Extracted records
## Start

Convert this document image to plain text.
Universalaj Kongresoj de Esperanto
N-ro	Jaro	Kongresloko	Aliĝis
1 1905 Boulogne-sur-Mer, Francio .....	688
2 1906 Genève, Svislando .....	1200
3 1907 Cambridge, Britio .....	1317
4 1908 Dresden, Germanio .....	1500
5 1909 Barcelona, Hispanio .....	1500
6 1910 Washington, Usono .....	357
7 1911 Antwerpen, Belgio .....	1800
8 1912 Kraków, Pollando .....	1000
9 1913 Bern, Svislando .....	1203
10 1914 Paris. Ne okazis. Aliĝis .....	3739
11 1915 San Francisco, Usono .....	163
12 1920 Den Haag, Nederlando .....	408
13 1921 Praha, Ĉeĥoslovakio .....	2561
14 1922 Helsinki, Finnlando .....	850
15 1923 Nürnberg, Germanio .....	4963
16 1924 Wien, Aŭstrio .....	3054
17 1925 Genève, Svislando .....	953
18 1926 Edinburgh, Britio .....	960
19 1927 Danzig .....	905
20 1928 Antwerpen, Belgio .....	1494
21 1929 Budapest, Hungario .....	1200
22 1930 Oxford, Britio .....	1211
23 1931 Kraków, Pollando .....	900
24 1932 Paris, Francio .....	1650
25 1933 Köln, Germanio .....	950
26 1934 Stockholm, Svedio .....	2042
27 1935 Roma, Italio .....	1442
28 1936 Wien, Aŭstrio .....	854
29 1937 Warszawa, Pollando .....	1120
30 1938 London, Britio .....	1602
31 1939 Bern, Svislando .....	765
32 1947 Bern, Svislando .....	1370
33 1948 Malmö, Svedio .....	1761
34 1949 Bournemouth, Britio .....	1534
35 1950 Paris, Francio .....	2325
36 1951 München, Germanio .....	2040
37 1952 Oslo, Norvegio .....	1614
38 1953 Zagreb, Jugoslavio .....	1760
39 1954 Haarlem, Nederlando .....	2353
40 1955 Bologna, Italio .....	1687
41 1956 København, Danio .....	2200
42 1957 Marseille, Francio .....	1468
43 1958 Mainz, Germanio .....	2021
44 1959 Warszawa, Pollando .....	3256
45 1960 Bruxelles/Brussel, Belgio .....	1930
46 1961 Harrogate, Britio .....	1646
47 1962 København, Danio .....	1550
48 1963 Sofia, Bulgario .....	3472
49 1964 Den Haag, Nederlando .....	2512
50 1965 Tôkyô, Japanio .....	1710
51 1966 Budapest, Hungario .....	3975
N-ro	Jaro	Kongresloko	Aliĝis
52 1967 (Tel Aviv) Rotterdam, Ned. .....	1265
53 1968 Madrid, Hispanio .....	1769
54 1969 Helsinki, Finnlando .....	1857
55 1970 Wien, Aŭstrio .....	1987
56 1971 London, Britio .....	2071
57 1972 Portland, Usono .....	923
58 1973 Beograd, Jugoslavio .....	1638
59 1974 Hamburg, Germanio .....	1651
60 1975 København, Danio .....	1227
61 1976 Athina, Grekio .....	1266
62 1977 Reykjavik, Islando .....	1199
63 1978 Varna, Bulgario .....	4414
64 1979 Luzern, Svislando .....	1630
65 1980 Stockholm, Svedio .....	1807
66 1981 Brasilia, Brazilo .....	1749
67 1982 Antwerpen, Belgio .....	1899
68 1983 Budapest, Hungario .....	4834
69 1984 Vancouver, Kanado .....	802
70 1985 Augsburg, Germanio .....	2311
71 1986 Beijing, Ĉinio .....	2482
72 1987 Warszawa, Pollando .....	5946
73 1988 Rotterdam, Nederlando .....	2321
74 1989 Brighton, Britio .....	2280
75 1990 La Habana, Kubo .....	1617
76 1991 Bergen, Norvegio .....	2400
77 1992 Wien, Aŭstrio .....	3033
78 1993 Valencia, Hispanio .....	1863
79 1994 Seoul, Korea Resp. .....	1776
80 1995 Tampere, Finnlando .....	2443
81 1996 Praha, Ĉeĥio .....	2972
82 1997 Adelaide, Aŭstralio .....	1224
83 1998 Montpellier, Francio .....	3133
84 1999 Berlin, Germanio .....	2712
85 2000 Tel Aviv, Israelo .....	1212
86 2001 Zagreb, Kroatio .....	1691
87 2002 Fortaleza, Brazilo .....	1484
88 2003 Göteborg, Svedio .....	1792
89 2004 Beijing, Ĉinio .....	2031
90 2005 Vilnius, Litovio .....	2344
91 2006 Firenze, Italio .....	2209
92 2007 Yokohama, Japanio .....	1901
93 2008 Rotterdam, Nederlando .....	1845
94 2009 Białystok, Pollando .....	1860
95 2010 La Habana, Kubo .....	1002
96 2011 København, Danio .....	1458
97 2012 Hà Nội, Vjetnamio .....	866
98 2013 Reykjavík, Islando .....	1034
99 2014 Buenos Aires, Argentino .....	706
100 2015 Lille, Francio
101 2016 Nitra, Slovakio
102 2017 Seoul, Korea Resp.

## End

* **CHALLENGE**:
Reproduce each entry above exactly, keeping every word.

* **TASK OUTPUT**:
Convert this document image to plain text.
Universalaj Kongresoj de Esperanto
N-ro	Jaro	Kongresloko	Aliĝis
1 1905 Boulogne-sur-Mer, Francio .....	688
2 1906 Genève, Svislando .....	1200
3 1907 Cambridge, Britio .....	1317
4 1908 Dresden, Germanio .....	1500
5 1909 Barcelona, Hispanio .....	1500
6 1910 Washington, Usono .....	357
7 1911 Antwerpen, Belgio .....	1800
8 1912 Kraków, Pollando .....	1000
9 1913 Bern, Svislando .....	1203
10 1914 Paris. Ne okazis. Aliĝis .....	3739
11 1915 San Francisco, Usono .....	163
12 1920 Den Haag, Nederlando .....	408
13 1921 Praha, Ĉeĥoslovakio .....	2561
14 1922 Helsinki, Finnlando .....	850
15 1923 Nürnberg, Germanio .....	4963
16 1924 Wien, Aŭstrio .....	3054
17 1925 Genève, Svislando .....	953
18 1926 Edinburgh, Britio .....	960
19 1927 Danzig .....	905
20 1928 Antwerpen, Belgio .....	1494
21 1929 Budapest, Hungario .....	1200
22 1930 Oxford, Britio .....	1211
23 1931 Kraków, Pollando .....	900
24 1932 Paris, Francio .....	1650
25 1933 Köln, Germanio .....	950
26 1934 Stockholm, Svedio .....	2042
27 1935 Roma, Italio .....	1442
28 1936 Wien, Aŭstrio .....	854
29 1937 Warszawa, Pollando .....	1120
30 1938 London, Britio .....	1602
31 1939 Bern, Svislando .....	765
32 1947 Bern, Svislando .....	1370
33 1948 Malmö, Svedio .....	1761
34 1949 Bournemouth, Britio .....	1534
35 1950 Paris, Francio .....	2325
36 1951 München, Germanio .....	2040
37 1952 Oslo, Norvegio .....	1614
38 1953 Zagreb, Jugoslavio .....	1760
39 1954 Haarlem, Nederlando .....	2353
40 1955 Bologna, Italio .....	1687
41 1956 København, Danio .....	2200
42 1957 Marseille, Francio .....	1468
43 1958 Mainz, Germanio .....	2021
44 1959 Warszawa, Pollando .....	3256
45 1960 Bruxelles/Brussel, Belgio .....	1930
46 1961 Harrogate, Britio .....	1646
47 1962 København, Danio .....	1550
48 1963 Sofia, Bulgario .....	3472
49 1964 Den Haag, Nederlando .....	2512
50 1965 Tôkyô, Japanio .....	1710
51 1966 Budapest, Hungario .....	3975
N-ro	Jaro	Kongresloko	Aliĝis
52 1967 (Tel Aviv) Rotterdam, Ned. .....	1265
53 1968 Madrid, Hispanio .....	1769
54 1969 Helsinki, Finnlando .....	1857
55 1970 Wien, Aŭstrio .....	1987
56 1971 London, Britio .....	2071
57 1972 Portland, Usono .....	923
58 1973 Beograd, Jugoslavio .....	1638
59 1974 Hamburg, Germanio .....	1651
60 1975 København, Danio .....	1227
61 1976 Athina, Grekio .....	1266
62 1977 Reykjavik, Islando .....	1199
63 1978 Varna, Bulgario .....	4414
64 1979 Luzern, Svislando .....	1630
65 1980 Stockholm, Svedio .....	1807
66 1981 Brasilia, Brazilo .....	1749
67 1982 Antwerpen, Belgio .....	1899
68 1983 Budapest, Hungario .....	4834
69 1984 Vancouver, Kanado .....	802
70 1985 Augsburg, Germanio .....	2311
71 1986 Beijing, Ĉinio .....	2482
72 1987 Warszawa, Pollando .....	5946
73 1988 Rotterdam, Nederlando .....	2321
74 1989 Brighton, Britio .....	2280
75 1990 La Habana, Kubo .....	1617
76 1991 Bergen, Norvegio .....	2400
77 1992 Wien, Aŭstrio .....	3033
78 1993 Valencia, Hispanio .....	1863
79 1994 Seoul, Korea Resp. .....	1776
80 1995 Tampere, Finnlando .....	2443
81 1996 Praha, Ĉeĥio .....	2972
82 1997 Adelaide, Aŭstralio .....	1224
83 1998 Montpellier, Francio .....	3133
84 1999 Berlin, Germanio .....	2712
85 2000 Tel Aviv, Israelo .....	1212
86 2001 Zagreb, Kroatio .....	1691
87 2002 Fortaleza, Brazilo .....	1484
88 2003 Göteborg, Svedio .....	1792
89 2004 Beijing, Ĉinio .....	2031
90 2005 Vilnius, Litovio .....	2344
91 2006 Firenze, Italio .....	2209
92 2007 Yokohama, Japanio .....	1901
93 2008 Rotterdam, Nederlando .....	1845
94 2009 Białystok, Pollando .....	1860
95 2010 La Habana, Kubo .....	1002
96 2011 København, Danio .....	1458
97 2012 Hà Nội, Vjetnamio .....	866
98 2013 Reykjavík, Islando .....	1034
99 2014 Buenos Aires, Argentino .....	706
100 2015 Lille, Francio
101 2016 Nitra, Slovakio
102 2017 Seoul, Korea Resp.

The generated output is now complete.